__WRITTEN EXERCISE__. Produce an exact transcription of the listing below, omitting the pictures.

__ENTRIES SHOWN__.
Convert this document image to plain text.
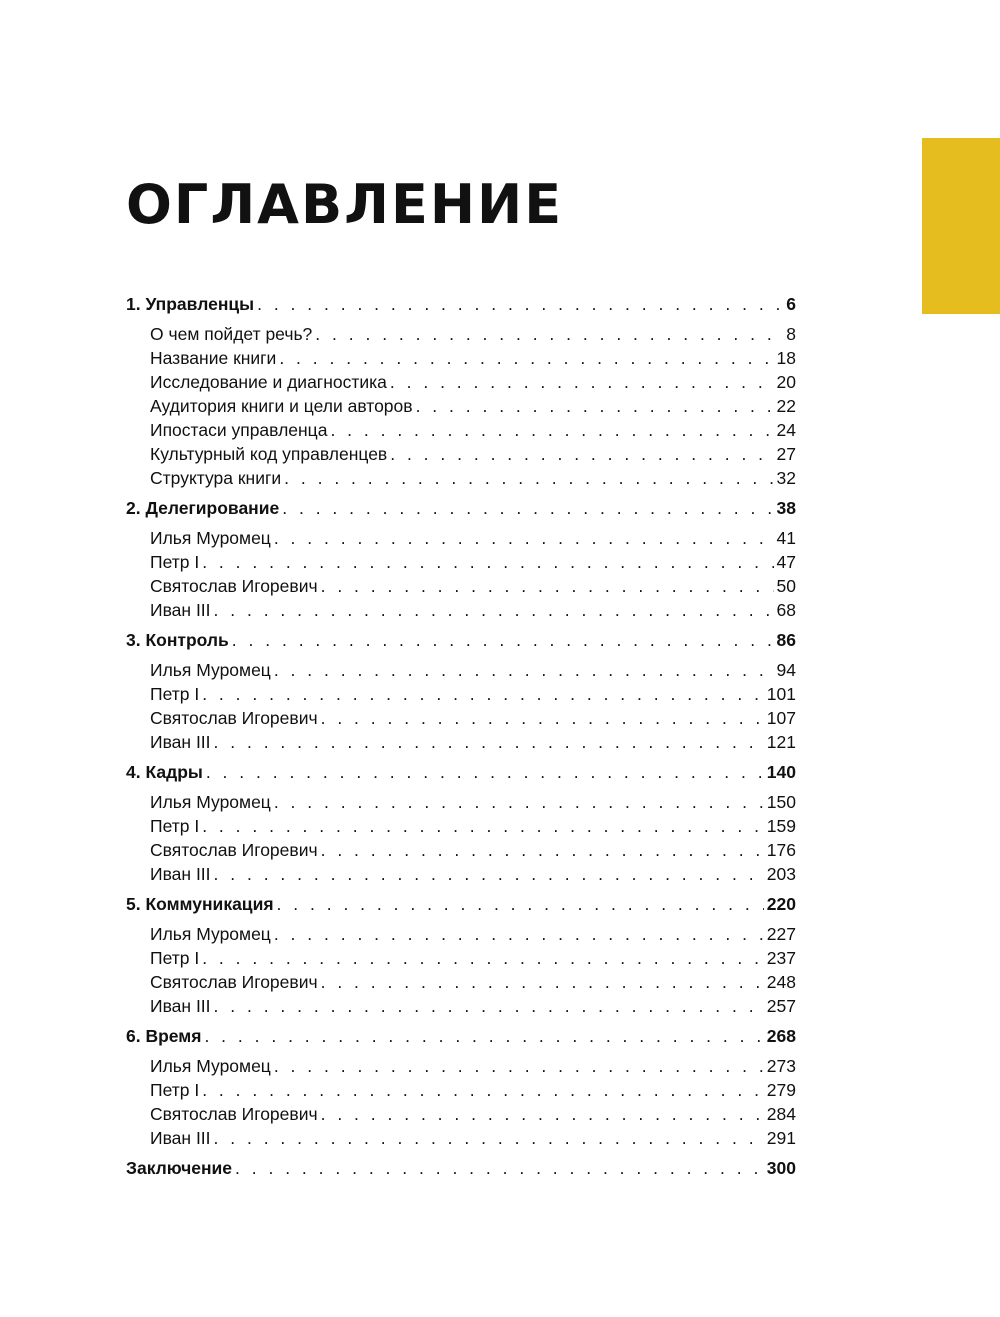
ОГЛАВЛЕНИЕ
1. Управленцы . . .	6
О чем пойдет речь? . . .	8
Название книги . . .	18
Исследование и диагностика . . .	20
Аудитория книги и цели авторов . . .	22
Ипостаси управленца . . .	24
Культурный код управленцев . . .	27
Структура книги . . .	32
2. Делегирование . . .	38
Илья Муромец . . .	41
Петр I . . .	47
Святослав Игоревич . . .	50
Иван III . . .	68
3. Контроль . . .	86
Илья Муромец . . .	94
Петр I . . .	101
Святослав Игоревич . . .	107
Иван III . . .	121
4. Кадры . . .	140
Илья Муромец . . .	150
Петр I . . .	159
Святослав Игоревич . . .	176
Иван III . . .	203
5. Коммуникация . . .	220
Илья Муромец . . .	227
Петр I . . .	237
Святослав Игоревич . . .	248
Иван III . . .	257
6. Время . . .	268
Илья Муромец . . .	273
Петр I . . .	279
Святослав Игоревич . . .	284
Иван III . . .	291
Заключение . . .	300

__ANSWER TO THE EXERCISE__.
Convert this document image to plain text.
ОГЛАВЛЕНИЕ
1. Управленцы . . .	6
О чем пойдет речь? . . .	8
Название книги . . .	18
Исследование и диагностика . . .	20
Аудитория книги и цели авторов . . .	22
Ипостаси управленца . . .	24
Культурный код управленцев . . .	27
Структура книги . . .	32
2. Делегирование . . .	38
Илья Муромец . . .	41
Петр I . . .	47
Святослав Игоревич . . .	50
Иван III . . .	68
3. Контроль . . .	86
Илья Муромец . . .	94
Петр I . . .	101
Святослав Игоревич . . .	107
Иван III . . .	121
4. Кадры . . .	140
Илья Муромец . . .	150
Петр I . . .	159
Святослав Игоревич . . .	176
Иван III . . .	203
5. Коммуникация . . .	220
Илья Муромец . . .	227
Петр I . . .	237
Святослав Игоревич . . .	248
Иван III . . .	257
6. Время . . .	268
Илья Муромец . . .	273
Петр I . . .	279
Святослав Игоревич . . .	284
Иван III . . .	291
Заключение . . .	300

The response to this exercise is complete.